_Exercise_.
Omit all pictures, then retype the data exactly as given.

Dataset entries

start

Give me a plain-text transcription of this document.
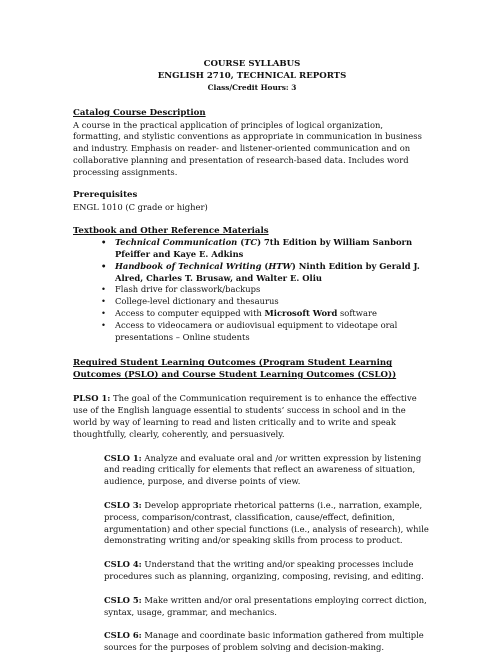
COURSE SYLLABUS
ENGLISH 2710, TECHNICAL REPORTS
Class/Credit Hours: 3
Catalog Course Description

A course in the practical application of principles of logical organization, formatting, and stylistic conventions as appropriate in communication in business and industry. Emphasis on reader- and listener-oriented communication and on collaborative planning and presentation of research-based data. Includes word processing assignments.

Prerequisites

ENGL 1010 (C grade or higher)

Textbook and Other Reference Materials
• Technical Communication (TC) 7th Edition by William Sanborn Pfeiffer and Kaye E. Adkins
• Handbook of Technical Writing (HTW) Ninth Edition by Gerald J. Alred, Charles T. Brusaw, and Walter E. Oliu
• Flash drive for classwork/backups
• College-level dictionary and thesaurus
• Access to computer equipped with Microsoft Word software
• Access to videocamera or audiovisual equipment to videotape oral presentations – Online students
Required Student Learning Outcomes (Program Student Learning Outcomes (PSLO) and Course Student Learning Outcomes (CSLO))

PLSO 1: The goal of the Communication requirement is to enhance the effective use of the English language essential to students’ success in school and in the world by way of learning to read and listen critically and to write and speak thoughtfully, clearly, coherently, and persuasively.

CSLO 1: Analyze and evaluate oral and /or written expression by listening and reading critically for elements that reflect an awareness of situation, audience, purpose, and diverse points of view.

CSLO 3: Develop appropriate rhetorical patterns (i.e., narration, example, process, comparison/contrast, classification, cause/effect, definition, argumentation) and other special functions (i.e., analysis of research), while demonstrating writing and/or speaking skills from process to product.

CSLO 4: Understand that the writing and/or speaking processes include procedures such as planning, organizing, composing, revising, and editing.

CSLO 5: Make written and/or oral presentations employing correct diction, syntax, usage, grammar, and mechanics.

CSLO 6: Manage and coordinate basic information gathered from multiple sources for the purposes of problem solving and decision-making.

end

_Response to this exercise_.
Give me a plain-text transcription of this document.
COURSE SYLLABUS
ENGLISH 2710, TECHNICAL REPORTS
Class/Credit Hours: 3
Catalog Course Description

A course in the practical application of principles of logical organization, formatting, and stylistic conventions as appropriate in communication in business and industry. Emphasis on reader- and listener-oriented communication and on collaborative planning and presentation of research-based data. Includes word processing assignments.

Prerequisites

ENGL 1010 (C grade or higher)

Textbook and Other Reference Materials
• Technical Communication (TC) 7th Edition by William Sanborn Pfeiffer and Kaye E. Adkins
• Handbook of Technical Writing (HTW) Ninth Edition by Gerald J. Alred, Charles T. Brusaw, and Walter E. Oliu
• Flash drive for classwork/backups
• College-level dictionary and thesaurus
• Access to computer equipped with Microsoft Word software
• Access to videocamera or audiovisual equipment to videotape oral presentations – Online students
Required Student Learning Outcomes (Program Student Learning Outcomes (PSLO) and Course Student Learning Outcomes (CSLO))

PLSO 1: The goal of the Communication requirement is to enhance the effective use of the English language essential to students’ success in school and in the world by way of learning to read and listen critically and to write and speak thoughtfully, clearly, coherently, and persuasively.

CSLO 1: Analyze and evaluate oral and /or written expression by listening and reading critically for elements that reflect an awareness of situation, audience, purpose, and diverse points of view.

CSLO 3: Develop appropriate rhetorical patterns (i.e., narration, example, process, comparison/contrast, classification, cause/effect, definition, argumentation) and other special functions (i.e., analysis of research), while demonstrating writing and/or speaking skills from process to product.

CSLO 4: Understand that the writing and/or speaking processes include procedures such as planning, organizing, composing, revising, and editing.

CSLO 5: Make written and/or oral presentations employing correct diction, syntax, usage, grammar, and mechanics.

CSLO 6: Manage and coordinate basic information gathered from multiple sources for the purposes of problem solving and decision-making.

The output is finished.